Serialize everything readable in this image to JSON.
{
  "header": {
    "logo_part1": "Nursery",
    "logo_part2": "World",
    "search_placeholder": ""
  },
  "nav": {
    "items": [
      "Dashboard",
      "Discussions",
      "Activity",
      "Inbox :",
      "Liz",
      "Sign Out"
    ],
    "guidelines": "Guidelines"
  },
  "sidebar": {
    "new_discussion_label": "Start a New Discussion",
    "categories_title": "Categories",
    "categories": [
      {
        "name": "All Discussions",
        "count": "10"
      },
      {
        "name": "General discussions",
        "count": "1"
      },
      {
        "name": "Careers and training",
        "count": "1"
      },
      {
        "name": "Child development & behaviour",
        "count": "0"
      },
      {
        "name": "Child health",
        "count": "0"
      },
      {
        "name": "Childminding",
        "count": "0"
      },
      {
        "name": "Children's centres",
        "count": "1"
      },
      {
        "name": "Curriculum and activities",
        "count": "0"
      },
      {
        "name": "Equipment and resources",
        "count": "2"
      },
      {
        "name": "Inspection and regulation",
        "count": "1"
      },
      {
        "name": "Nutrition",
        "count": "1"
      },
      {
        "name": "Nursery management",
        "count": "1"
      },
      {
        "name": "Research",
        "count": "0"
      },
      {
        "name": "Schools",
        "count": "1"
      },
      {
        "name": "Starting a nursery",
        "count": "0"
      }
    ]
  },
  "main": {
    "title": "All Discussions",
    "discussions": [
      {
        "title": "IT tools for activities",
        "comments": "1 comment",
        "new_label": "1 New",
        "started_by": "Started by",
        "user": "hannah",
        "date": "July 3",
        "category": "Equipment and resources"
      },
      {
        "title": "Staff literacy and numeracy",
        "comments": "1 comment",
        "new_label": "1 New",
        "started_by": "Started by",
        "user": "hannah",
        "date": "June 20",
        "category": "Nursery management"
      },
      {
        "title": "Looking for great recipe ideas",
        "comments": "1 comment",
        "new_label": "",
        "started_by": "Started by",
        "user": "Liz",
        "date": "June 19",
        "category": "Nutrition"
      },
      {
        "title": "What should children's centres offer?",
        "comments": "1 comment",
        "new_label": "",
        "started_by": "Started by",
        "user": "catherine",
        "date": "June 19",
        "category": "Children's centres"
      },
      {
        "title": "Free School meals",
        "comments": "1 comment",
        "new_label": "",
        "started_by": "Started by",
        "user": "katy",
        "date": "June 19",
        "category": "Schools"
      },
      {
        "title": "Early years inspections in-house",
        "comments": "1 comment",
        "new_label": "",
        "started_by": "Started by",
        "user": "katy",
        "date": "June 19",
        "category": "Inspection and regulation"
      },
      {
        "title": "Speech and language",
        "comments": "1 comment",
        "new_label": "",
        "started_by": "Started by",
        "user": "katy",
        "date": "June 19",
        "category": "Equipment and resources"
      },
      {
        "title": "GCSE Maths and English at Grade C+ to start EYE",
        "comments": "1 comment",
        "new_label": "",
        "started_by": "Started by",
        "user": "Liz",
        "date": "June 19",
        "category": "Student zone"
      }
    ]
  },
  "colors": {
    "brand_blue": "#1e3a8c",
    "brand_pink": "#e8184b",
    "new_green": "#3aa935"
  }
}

Task objective.
Print all the data exactly.

Output of the task.
Serialize everything readable in this image to JSON.
{
  "header": {
    "logo_part1": "Nursery",
    "logo_part2": "World",
    "search_placeholder": ""
  },
  "nav": {
    "items": [
      "Dashboard",
      "Discussions",
      "Activity",
      "Inbox :",
      "Liz",
      "Sign Out"
    ],
    "guidelines": "Guidelines"
  },
  "sidebar": {
    "new_discussion_label": "Start a New Discussion",
    "categories_title": "Categories",
    "categories": [
      {
        "name": "All Discussions",
        "count": "10"
      },
      {
        "name": "General discussions",
        "count": "1"
      },
      {
        "name": "Careers and training",
        "count": "1"
      },
      {
        "name": "Child development & behaviour",
        "count": "0"
      },
      {
        "name": "Child health",
        "count": "0"
      },
      {
        "name": "Childminding",
        "count": "0"
      },
      {
        "name": "Children's centres",
        "count": "1"
      },
      {
        "name": "Curriculum and activities",
        "count": "0"
      },
      {
        "name": "Equipment and resources",
        "count": "2"
      },
      {
        "name": "Inspection and regulation",
        "count": "1"
      },
      {
        "name": "Nutrition",
        "count": "1"
      },
      {
        "name": "Nursery management",
        "count": "1"
      },
      {
        "name": "Research",
        "count": "0"
      },
      {
        "name": "Schools",
        "count": "1"
      },
      {
        "name": "Starting a nursery",
        "count": "0"
      }
    ]
  },
  "main": {
    "title": "All Discussions",
    "discussions": [
      {
        "title": "IT tools for activities",
        "comments": "1 comment",
        "new_label": "1 New",
        "started_by": "Started by",
        "user": "hannah",
        "date": "July 3",
        "category": "Equipment and resources"
      },
      {
        "title": "Staff literacy and numeracy",
        "comments": "1 comment",
        "new_label": "1 New",
        "started_by": "Started by",
        "user": "hannah",
        "date": "June 20",
        "category": "Nursery management"
      },
      {
        "title": "Looking for great recipe ideas",
        "comments": "1 comment",
        "new_label": "",
        "started_by": "Started by",
        "user": "Liz",
        "date": "June 19",
        "category": "Nutrition"
      },
      {
        "title": "What should children's centres offer?",
        "comments": "1 comment",
        "new_label": "",
        "started_by": "Started by",
        "user": "catherine",
        "date": "June 19",
        "category": "Children's centres"
      },
      {
        "title": "Free School meals",
        "comments": "1 comment",
        "new_label": "",
        "started_by": "Started by",
        "user": "katy",
        "date": "June 19",
        "category": "Schools"
      },
      {
        "title": "Early years inspections in-house",
        "comments": "1 comment",
        "new_label": "",
        "started_by": "Started by",
        "user": "katy",
        "date": "June 19",
        "category": "Inspection and regulation"
      },
      {
        "title": "Speech and language",
        "comments": "1 comment",
        "new_label": "",
        "started_by": "Started by",
        "user": "katy",
        "date": "June 19",
        "category": "Equipment and resources"
      },
      {
        "title": "GCSE Maths and English at Grade C+ to start EYE",
        "comments": "1 comment",
        "new_label": "",
        "started_by": "Started by",
        "user": "Liz",
        "date": "June 19",
        "category": "Student zone"
      }
    ]
  },
  "colors": {
    "brand_blue": "#1e3a8c",
    "brand_pink": "#e8184b",
    "new_green": "#3aa935"
  }
}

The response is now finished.